▶ _AVAILABLE RECORDS_:
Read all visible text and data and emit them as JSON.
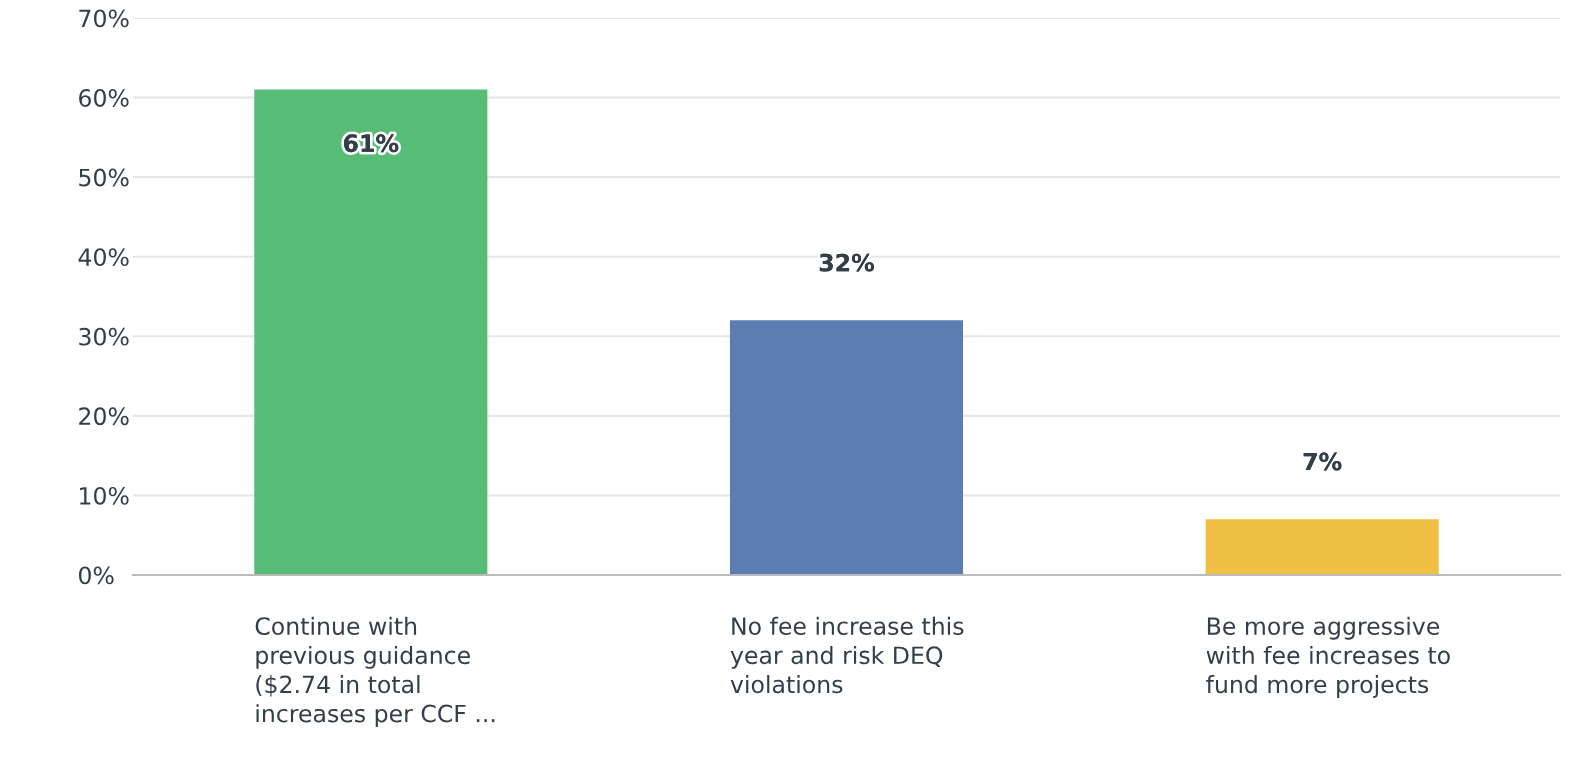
{
  "chart_data": {
    "type": "bar",
    "categories": [
      "Continue with\nprevious guidance\n($2.74 in total\nincreases per CCF ...",
      "No fee increase this\nyear and risk DEQ\nviolations",
      "Be more aggressive\nwith fee increases to\nfund more projects"
    ],
    "values": [
      61,
      32,
      7
    ],
    "colors": [
      "#57bd76",
      "#5b7db1",
      "#efc043"
    ],
    "value_labels": [
      "61%",
      "32%",
      "7%"
    ],
    "ylim": [
      0,
      70
    ],
    "yticks": [
      {
        "value": 0,
        "label": "0%"
      },
      {
        "value": 10,
        "label": "10%"
      },
      {
        "value": 20,
        "label": "20%"
      },
      {
        "value": 30,
        "label": "30%"
      },
      {
        "value": 40,
        "label": "40%"
      },
      {
        "value": 50,
        "label": "50%"
      },
      {
        "value": 60,
        "label": "60%"
      },
      {
        "value": 70,
        "label": "70%"
      }
    ],
    "grid": "y"
  }
}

▶ _TASK PROMPT_:
Strip the images and reproduce the remaining records precisely.

▶ _EXPECTED OUTPUT_:
Read all visible text and data and emit them as JSON.
{
  "chart_data": {
    "type": "bar",
    "categories": [
      "Continue with\nprevious guidance\n($2.74 in total\nincreases per CCF ...",
      "No fee increase this\nyear and risk DEQ\nviolations",
      "Be more aggressive\nwith fee increases to\nfund more projects"
    ],
    "values": [
      61,
      32,
      7
    ],
    "colors": [
      "#57bd76",
      "#5b7db1",
      "#efc043"
    ],
    "value_labels": [
      "61%",
      "32%",
      "7%"
    ],
    "ylim": [
      0,
      70
    ],
    "yticks": [
      {
        "value": 0,
        "label": "0%"
      },
      {
        "value": 10,
        "label": "10%"
      },
      {
        "value": 20,
        "label": "20%"
      },
      {
        "value": 30,
        "label": "30%"
      },
      {
        "value": 40,
        "label": "40%"
      },
      {
        "value": 50,
        "label": "50%"
      },
      {
        "value": 60,
        "label": "60%"
      },
      {
        "value": 70,
        "label": "70%"
      }
    ],
    "grid": "y"
  }
}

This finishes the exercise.